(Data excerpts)
* * *

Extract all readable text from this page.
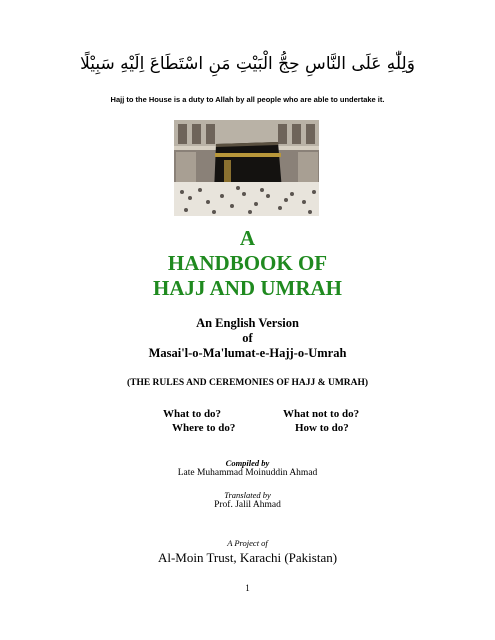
وَلِلّٰهِ عَلَى النَّاسِ حِجُّ الْبَيْتِ مَنِ اسْتَطَاعَ اِلَيْهِ سَبِيْلًا
Hajj to the House is a duty to Allah by all people who are able to undertake it.
A
HANDBOOK OF
HAJJ AND UMRAH
An English Version
of
Masai'l-o-Ma'lumat-e-Hajj-o-Umrah
(THE RULES AND CEREMONIES OF HAJJ & UMRAH)
What to do?	What not to do?
Where to do?	How to do?
Compiled by
Late Muhammad Moinuddin Ahmad
Translated by
Prof. Jalil Ahmad
A Project of
Al-Moin Trust, Karachi (Pakistan)
1
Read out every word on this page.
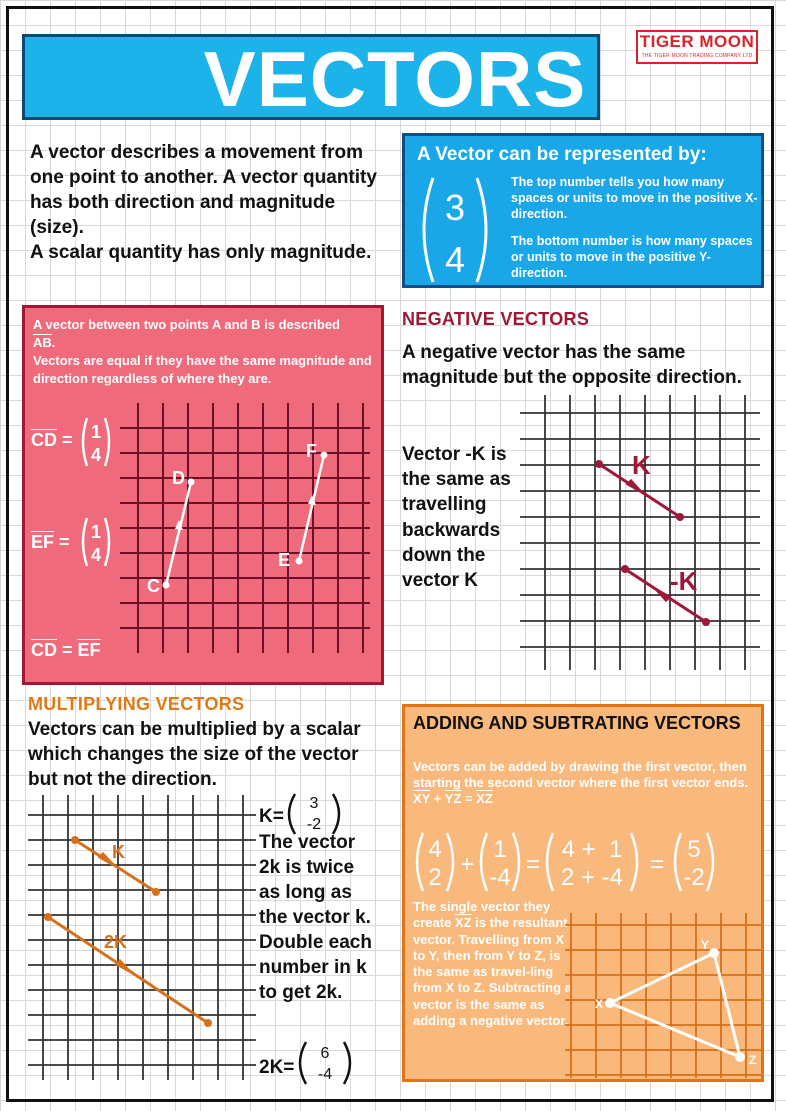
VECTORS	TIGER MOON
THE TIGER MOON TRADING COMPANY LTD

A vector describes a movement from one point to another. A vector quantity has both direction and magnitude (size).

A scalar quantity has only magnitude.

A Vector can be represented by:
3
4
The top number tells you how many spaces or units to move in the positive X-direction.
The bottom number is how many spaces or units to move in the positive Y-direction.
A vector between two points A and B is described
$\overline{AB}$.
Vectors are equal if they have the same magnitude and direction regardless of where they are.
1
4
1
4
$\overline{CD}$ =
$\overline{EF}$ =
$\overline{CD} = \overline{EF}$
C
D
E
F
NEGATIVE VECTORS
A negative vector has the same magnitude but the opposite direction.
Vector -K is the same as travelling backwards down the vector K
K
-K
MULTIPLYING VECTORS
Vectors can be multiplied by a scalar which changes the size of the vector but not the direction.
K
2K
K=
3
-2
The vector 2k is twice as long as the vector k. Double each number in k to get 2k.
2K=
6
-4
ADDING AND SUBTRATING VECTORS
Vectors can be added by drawing the first vector, then starting the second vector where the first vector ends.
$\overline{XY} + \overline{YZ} = \overline{XZ}$
4
2 +
1
-4 =
4 +  1
2 + -4 =
5
-2
The single vector they create $\overline{XZ}$ is the resultant vector. Travelling from X to Y, then from Y to Z, is the same as travel-ling from X to Z. Subtracting a vector is the same as adding a negative vector.
X
Y
Z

* * *

● Written problem:
Reproduce all of the material exactly, apart from the pictures.

● Response below:
Extract all readable text from this page.
وَلِلّٰهِ عَلَى النَّاسِ حِجُّ الْبَيْتِ مَنِ اسْتَطَاعَ اِلَيْهِ سَبِيْلًا
Hajj to the House is a duty to Allah by all people who are able to undertake it.
A
HANDBOOK OF
HAJJ AND UMRAH
An English Version
of
Masai'l-o-Ma'lumat-e-Hajj-o-Umrah
(THE RULES AND CEREMONIES OF HAJJ & UMRAH)
What to do?	What not to do?
Where to do?	How to do?
Compiled by
Late Muhammad Moinuddin Ahmad
Translated by
Prof. Jalil Ahmad
A Project of
Al-Moin Trust, Karachi (Pakistan)
1
Read out every word on this page.
VECTORS	TIGER MOON
THE TIGER MOON TRADING COMPANY LTD

A vector describes a movement from one point to another. A vector quantity has both direction and magnitude (size).

A scalar quantity has only magnitude.

A Vector can be represented by:
3
4
The top number tells you how many spaces or units to move in the positive X-direction.
The bottom number is how many spaces or units to move in the positive Y-direction.
A vector between two points A and B is described
$\overline{AB}$.
Vectors are equal if they have the same magnitude and direction regardless of where they are.
1
4
1
4
$\overline{CD}$ =
$\overline{EF}$ =
$\overline{CD} = \overline{EF}$
C
D
E
F
NEGATIVE VECTORS
A negative vector has the same magnitude but the opposite direction.
Vector -K is the same as travelling backwards down the vector K
K
-K
MULTIPLYING VECTORS
Vectors can be multiplied by a scalar which changes the size of the vector but not the direction.
K
2K
K=
3
-2
The vector 2k is twice as long as the vector k. Double each number in k to get 2k.
2K=
6
-4
ADDING AND SUBTRATING VECTORS
Vectors can be added by drawing the first vector, then starting the second vector where the first vector ends.
$\overline{XY} + \overline{YZ} = \overline{XZ}$
4
2 +
1
-4 =
4 +  1
2 + -4 =
5
-2
The single vector they create $\overline{XZ}$ is the resultant vector. Travelling from X to Y, then from Y to Z, is the same as travel-ling from X to Z. Subtracting a vector is the same as adding a negative vector.
X
Y
Z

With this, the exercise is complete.